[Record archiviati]
===

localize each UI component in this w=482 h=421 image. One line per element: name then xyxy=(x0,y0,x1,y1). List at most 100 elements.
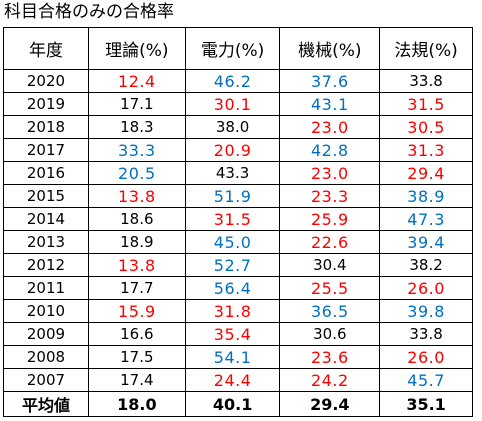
rate-cell: 18.3 xyxy=(87,115,186,139)
rate-cell: 33.8 xyxy=(379,69,473,93)
data-row: 2016 20.5 43.3 23.0 29.4 xyxy=(3,161,473,185)
rate-cell: 23.0 xyxy=(279,115,381,139)
data-row: 2010 15.9 31.8 36.5 39.8 xyxy=(3,299,473,323)
rate-cell: 37.6 xyxy=(279,69,381,93)
year-cell: 2016 xyxy=(3,161,89,185)
rate-cell: 23.3 xyxy=(279,184,381,208)
data-row: 2008 17.5 54.1 23.6 26.0 xyxy=(3,345,473,369)
year-cell: 2018 xyxy=(3,115,89,139)
average-cell: 35.1 xyxy=(379,391,473,417)
average-cell: 40.1 xyxy=(184,391,281,417)
rate-cell: 17.5 xyxy=(87,345,186,369)
rate-cell: 30.1 xyxy=(184,92,281,116)
rate-cell: 46.2 xyxy=(184,69,281,93)
rate-cell: 42.8 xyxy=(279,138,381,162)
rate-cell: 12.4 xyxy=(87,69,186,93)
data-row: 2019 17.1 30.1 43.1 31.5 xyxy=(3,92,473,116)
rate-cell: 13.8 xyxy=(87,184,186,208)
data-row: 2011 17.7 56.4 25.5 26.0 xyxy=(3,276,473,300)
column-header: 機械(%) xyxy=(279,27,381,70)
year-cell: 2020 xyxy=(3,69,89,93)
rate-cell: 31.5 xyxy=(379,92,473,116)
rate-cell: 54.1 xyxy=(184,345,281,369)
data-row: 2014 18.6 31.5 25.9 47.3 xyxy=(3,207,473,231)
rate-cell: 17.4 xyxy=(87,368,186,392)
rate-cell: 24.2 xyxy=(279,368,381,392)
column-header: 電力(%) xyxy=(184,27,281,70)
rate-cell: 16.6 xyxy=(87,322,186,346)
column-header: 法規(%) xyxy=(379,27,473,70)
rate-cell: 23.6 xyxy=(279,345,381,369)
rate-cell: 39.8 xyxy=(379,299,473,323)
year-cell: 2019 xyxy=(3,92,89,116)
rate-cell: 30.4 xyxy=(279,253,381,277)
rate-cell: 25.5 xyxy=(279,276,381,300)
rate-cell: 26.0 xyxy=(379,276,473,300)
rate-cell: 30.6 xyxy=(279,322,381,346)
data-row: 2009 16.6 35.4 30.6 33.8 xyxy=(3,322,473,346)
year-cell: 2014 xyxy=(3,207,89,231)
rate-cell: 52.7 xyxy=(184,253,281,277)
rate-cell: 47.3 xyxy=(379,207,473,231)
year-cell: 2012 xyxy=(3,253,89,277)
rate-cell: 15.9 xyxy=(87,299,186,323)
rate-cell: 26.0 xyxy=(379,345,473,369)
rate-cell: 51.9 xyxy=(184,184,281,208)
rate-cell: 39.4 xyxy=(379,230,473,254)
rate-cell: 38.2 xyxy=(379,253,473,277)
data-row: 2018 18.3 38.0 23.0 30.5 xyxy=(3,115,473,139)
rate-cell: 45.7 xyxy=(379,368,473,392)
data-row: 2020 12.4 46.2 37.6 33.8 xyxy=(3,69,473,93)
rate-cell: 31.8 xyxy=(184,299,281,323)
pass-rate-table: 年度 理論(%) 電力(%) 機械(%) 法規(%) 2020 12.4 46.2 37.6 3… xyxy=(3,27,473,417)
rate-cell: 43.3 xyxy=(184,161,281,185)
table-body: 2020 12.4 46.2 37.6 33.8 2019 17.1 30.1 43.1 31.5… xyxy=(3,69,473,417)
rate-cell: 18.9 xyxy=(87,230,186,254)
rate-cell: 23.0 xyxy=(279,161,381,185)
rate-cell: 36.5 xyxy=(279,299,381,323)
rate-cell: 31.5 xyxy=(184,207,281,231)
average-label: 平均値 xyxy=(3,391,89,417)
rate-cell: 38.9 xyxy=(379,184,473,208)
rate-cell: 30.5 xyxy=(379,115,473,139)
rate-cell: 24.4 xyxy=(184,368,281,392)
year-cell: 2007 xyxy=(3,368,89,392)
rate-cell: 20.5 xyxy=(87,161,186,185)
rate-cell: 33.8 xyxy=(379,322,473,346)
rate-cell: 20.9 xyxy=(184,138,281,162)
year-cell: 2008 xyxy=(3,345,89,369)
year-cell: 2010 xyxy=(3,299,89,323)
rate-cell: 13.8 xyxy=(87,253,186,277)
data-row: 2012 13.8 52.7 30.4 38.2 xyxy=(3,253,473,277)
rate-cell: 29.4 xyxy=(379,161,473,185)
rate-cell: 35.4 xyxy=(184,322,281,346)
rate-cell: 22.6 xyxy=(279,230,381,254)
year-cell: 2009 xyxy=(3,322,89,346)
average-row: 平均値 18.0 40.1 29.4 35.1 xyxy=(3,391,473,417)
year-cell: 2017 xyxy=(3,138,89,162)
year-cell: 2013 xyxy=(3,230,89,254)
year-cell: 2015 xyxy=(3,184,89,208)
average-cell: 18.0 xyxy=(87,391,186,417)
header-row: 年度 理論(%) 電力(%) 機械(%) 法規(%) xyxy=(3,27,473,70)
average-cell: 29.4 xyxy=(279,391,381,417)
rate-cell: 33.3 xyxy=(87,138,186,162)
rate-cell: 18.6 xyxy=(87,207,186,231)
data-row: 2013 18.9 45.0 22.6 39.4 xyxy=(3,230,473,254)
data-row: 2017 33.3 20.9 42.8 31.3 xyxy=(3,138,473,162)
rate-cell: 31.3 xyxy=(379,138,473,162)
sheet-title: 科目合格のみの合格率 xyxy=(4,2,174,22)
rate-cell: 25.9 xyxy=(279,207,381,231)
rate-cell: 43.1 xyxy=(279,92,381,116)
rate-cell: 45.0 xyxy=(184,230,281,254)
year-cell: 2011 xyxy=(3,276,89,300)
rate-cell: 38.0 xyxy=(184,115,281,139)
data-row: 2015 13.8 51.9 23.3 38.9 xyxy=(3,184,473,208)
rate-cell: 56.4 xyxy=(184,276,281,300)
column-header: 年度 xyxy=(3,27,89,70)
column-header: 理論(%) xyxy=(87,27,186,70)
data-row: 2007 17.4 24.4 24.2 45.7 xyxy=(3,368,473,392)
rate-cell: 17.1 xyxy=(87,92,186,116)
rate-cell: 17.7 xyxy=(87,276,186,300)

===

#### [OBIETTIVO]
Ricopia parola per parola tutti i record riportati sopra, lasciando fuori le immagini.

#### [ESERCIZIO SVOLTO]
localize each UI component in this w=482 h=421 image. One line per element: name then xyxy=(x0,y0,x1,y1). List at most 100 elements.
rate-cell: 18.3 xyxy=(87,115,186,139)
rate-cell: 33.8 xyxy=(379,69,473,93)
data-row: 2016 20.5 43.3 23.0 29.4 xyxy=(3,161,473,185)
rate-cell: 23.0 xyxy=(279,115,381,139)
data-row: 2010 15.9 31.8 36.5 39.8 xyxy=(3,299,473,323)
rate-cell: 37.6 xyxy=(279,69,381,93)
year-cell: 2016 xyxy=(3,161,89,185)
rate-cell: 23.3 xyxy=(279,184,381,208)
data-row: 2008 17.5 54.1 23.6 26.0 xyxy=(3,345,473,369)
year-cell: 2018 xyxy=(3,115,89,139)
average-cell: 35.1 xyxy=(379,391,473,417)
average-cell: 40.1 xyxy=(184,391,281,417)
rate-cell: 17.5 xyxy=(87,345,186,369)
rate-cell: 30.1 xyxy=(184,92,281,116)
rate-cell: 46.2 xyxy=(184,69,281,93)
rate-cell: 42.8 xyxy=(279,138,381,162)
rate-cell: 12.4 xyxy=(87,69,186,93)
data-row: 2019 17.1 30.1 43.1 31.5 xyxy=(3,92,473,116)
rate-cell: 13.8 xyxy=(87,184,186,208)
data-row: 2011 17.7 56.4 25.5 26.0 xyxy=(3,276,473,300)
column-header: 機械(%) xyxy=(279,27,381,70)
year-cell: 2020 xyxy=(3,69,89,93)
rate-cell: 31.5 xyxy=(379,92,473,116)
rate-cell: 54.1 xyxy=(184,345,281,369)
data-row: 2014 18.6 31.5 25.9 47.3 xyxy=(3,207,473,231)
rate-cell: 17.4 xyxy=(87,368,186,392)
rate-cell: 24.2 xyxy=(279,368,381,392)
column-header: 電力(%) xyxy=(184,27,281,70)
rate-cell: 16.6 xyxy=(87,322,186,346)
column-header: 法規(%) xyxy=(379,27,473,70)
rate-cell: 23.6 xyxy=(279,345,381,369)
rate-cell: 39.8 xyxy=(379,299,473,323)
year-cell: 2019 xyxy=(3,92,89,116)
rate-cell: 30.4 xyxy=(279,253,381,277)
rate-cell: 25.5 xyxy=(279,276,381,300)
rate-cell: 26.0 xyxy=(379,276,473,300)
rate-cell: 30.6 xyxy=(279,322,381,346)
data-row: 2009 16.6 35.4 30.6 33.8 xyxy=(3,322,473,346)
year-cell: 2014 xyxy=(3,207,89,231)
rate-cell: 52.7 xyxy=(184,253,281,277)
rate-cell: 47.3 xyxy=(379,207,473,231)
year-cell: 2012 xyxy=(3,253,89,277)
rate-cell: 15.9 xyxy=(87,299,186,323)
rate-cell: 26.0 xyxy=(379,345,473,369)
rate-cell: 51.9 xyxy=(184,184,281,208)
rate-cell: 39.4 xyxy=(379,230,473,254)
rate-cell: 38.2 xyxy=(379,253,473,277)
data-row: 2018 18.3 38.0 23.0 30.5 xyxy=(3,115,473,139)
rate-cell: 45.7 xyxy=(379,368,473,392)
data-row: 2020 12.4 46.2 37.6 33.8 xyxy=(3,69,473,93)
rate-cell: 31.8 xyxy=(184,299,281,323)
pass-rate-table: 年度 理論(%) 電力(%) 機械(%) 法規(%) 2020 12.4 46.2 37.6 3… xyxy=(3,27,473,417)
rate-cell: 43.3 xyxy=(184,161,281,185)
table-body: 2020 12.4 46.2 37.6 33.8 2019 17.1 30.1 43.1 31.5… xyxy=(3,69,473,417)
rate-cell: 18.9 xyxy=(87,230,186,254)
rate-cell: 23.0 xyxy=(279,161,381,185)
rate-cell: 36.5 xyxy=(279,299,381,323)
rate-cell: 31.5 xyxy=(184,207,281,231)
average-label: 平均値 xyxy=(3,391,89,417)
rate-cell: 38.9 xyxy=(379,184,473,208)
rate-cell: 30.5 xyxy=(379,115,473,139)
rate-cell: 24.4 xyxy=(184,368,281,392)
year-cell: 2007 xyxy=(3,368,89,392)
rate-cell: 20.5 xyxy=(87,161,186,185)
rate-cell: 33.8 xyxy=(379,322,473,346)
rate-cell: 20.9 xyxy=(184,138,281,162)
year-cell: 2008 xyxy=(3,345,89,369)
year-cell: 2010 xyxy=(3,299,89,323)
rate-cell: 13.8 xyxy=(87,253,186,277)
data-row: 2012 13.8 52.7 30.4 38.2 xyxy=(3,253,473,277)
rate-cell: 29.4 xyxy=(379,161,473,185)
rate-cell: 35.4 xyxy=(184,322,281,346)
rate-cell: 22.6 xyxy=(279,230,381,254)
year-cell: 2009 xyxy=(3,322,89,346)
average-row: 平均値 18.0 40.1 29.4 35.1 xyxy=(3,391,473,417)
year-cell: 2017 xyxy=(3,138,89,162)
year-cell: 2013 xyxy=(3,230,89,254)
year-cell: 2015 xyxy=(3,184,89,208)
average-cell: 18.0 xyxy=(87,391,186,417)
header-row: 年度 理論(%) 電力(%) 機械(%) 法規(%) xyxy=(3,27,473,70)
average-cell: 29.4 xyxy=(279,391,381,417)
rate-cell: 33.3 xyxy=(87,138,186,162)
rate-cell: 18.6 xyxy=(87,207,186,231)
data-row: 2013 18.9 45.0 22.6 39.4 xyxy=(3,230,473,254)
data-row: 2017 33.3 20.9 42.8 31.3 xyxy=(3,138,473,162)
rate-cell: 31.3 xyxy=(379,138,473,162)
sheet-title: 科目合格のみの合格率 xyxy=(4,2,174,22)
rate-cell: 25.9 xyxy=(279,207,381,231)
rate-cell: 43.1 xyxy=(279,92,381,116)
rate-cell: 45.0 xyxy=(184,230,281,254)
year-cell: 2011 xyxy=(3,276,89,300)
rate-cell: 38.0 xyxy=(184,115,281,139)
data-row: 2015 13.8 51.9 23.3 38.9 xyxy=(3,184,473,208)
rate-cell: 56.4 xyxy=(184,276,281,300)
column-header: 年度 xyxy=(3,27,89,70)
column-header: 理論(%) xyxy=(87,27,186,70)
data-row: 2007 17.4 24.4 24.2 45.7 xyxy=(3,368,473,392)
rate-cell: 17.1 xyxy=(87,92,186,116)
rate-cell: 17.7 xyxy=(87,276,186,300)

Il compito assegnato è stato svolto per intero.